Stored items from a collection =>
════════════════
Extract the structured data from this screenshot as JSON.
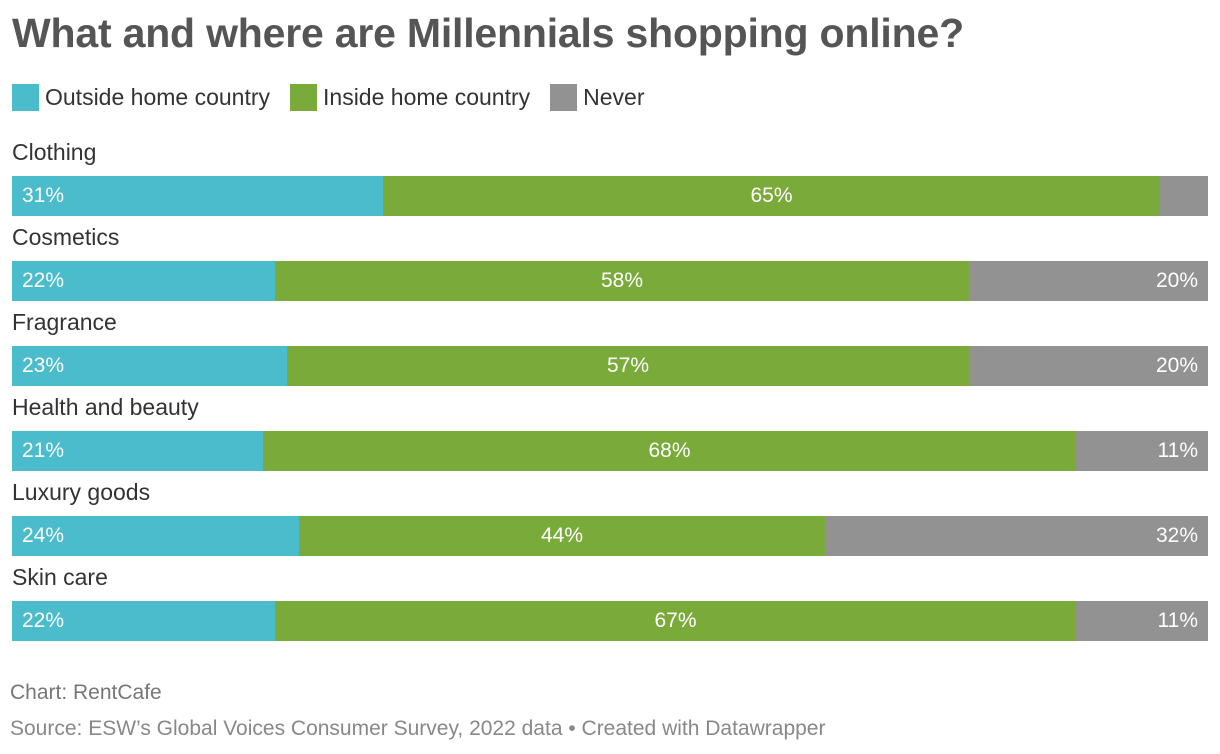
{
  "title": "What and where are Millennials shopping online?",
  "legend": [
    {
      "label": "Outside home country",
      "color": "#4bbccb"
    },
    {
      "label": "Inside home country",
      "color": "#7aab3a"
    },
    {
      "label": "Never",
      "color": "#929292"
    }
  ],
  "chart_data": {
    "type": "bar",
    "orientation": "horizontal",
    "stacked": true,
    "title": "What and where are Millennials shopping online?",
    "categories": [
      "Clothing",
      "Cosmetics",
      "Fragrance",
      "Health and beauty",
      "Luxury goods",
      "Skin care"
    ],
    "series": [
      {
        "name": "Outside home country",
        "color": "#4bbccb",
        "values": [
          31,
          22,
          23,
          21,
          24,
          22
        ],
        "labels": [
          "31%",
          "22%",
          "23%",
          "21%",
          "24%",
          "22%"
        ]
      },
      {
        "name": "Inside home country",
        "color": "#7aab3a",
        "values": [
          65,
          58,
          57,
          68,
          44,
          67
        ],
        "labels": [
          "65%",
          "58%",
          "57%",
          "68%",
          "44%",
          "67%"
        ]
      },
      {
        "name": "Never",
        "color": "#929292",
        "values": [
          4,
          20,
          20,
          11,
          32,
          11
        ],
        "labels": [
          "",
          "20%",
          "20%",
          "11%",
          "32%",
          "11%"
        ]
      }
    ],
    "xlim": [
      0,
      100
    ],
    "legend_position": "top-left",
    "grid": false
  },
  "footer": {
    "credit": "Chart: RentCafe",
    "source": "Source: ESW’s Global Voices Consumer Survey, 2022 data • Created with Datawrapper"
  }
}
════════════════
Prompt => Set down the records in full and exactly. Do not carry over any image.

Response to this task =>
Extract the structured data from this screenshot as JSON.
{
  "title": "What and where are Millennials shopping online?",
  "legend": [
    {
      "label": "Outside home country",
      "color": "#4bbccb"
    },
    {
      "label": "Inside home country",
      "color": "#7aab3a"
    },
    {
      "label": "Never",
      "color": "#929292"
    }
  ],
  "chart_data": {
    "type": "bar",
    "orientation": "horizontal",
    "stacked": true,
    "title": "What and where are Millennials shopping online?",
    "categories": [
      "Clothing",
      "Cosmetics",
      "Fragrance",
      "Health and beauty",
      "Luxury goods",
      "Skin care"
    ],
    "series": [
      {
        "name": "Outside home country",
        "color": "#4bbccb",
        "values": [
          31,
          22,
          23,
          21,
          24,
          22
        ],
        "labels": [
          "31%",
          "22%",
          "23%",
          "21%",
          "24%",
          "22%"
        ]
      },
      {
        "name": "Inside home country",
        "color": "#7aab3a",
        "values": [
          65,
          58,
          57,
          68,
          44,
          67
        ],
        "labels": [
          "65%",
          "58%",
          "57%",
          "68%",
          "44%",
          "67%"
        ]
      },
      {
        "name": "Never",
        "color": "#929292",
        "values": [
          4,
          20,
          20,
          11,
          32,
          11
        ],
        "labels": [
          "",
          "20%",
          "20%",
          "11%",
          "32%",
          "11%"
        ]
      }
    ],
    "xlim": [
      0,
      100
    ],
    "legend_position": "top-left",
    "grid": false
  },
  "footer": {
    "credit": "Chart: RentCafe",
    "source": "Source: ESW’s Global Voices Consumer Survey, 2022 data • Created with Datawrapper"
  }
}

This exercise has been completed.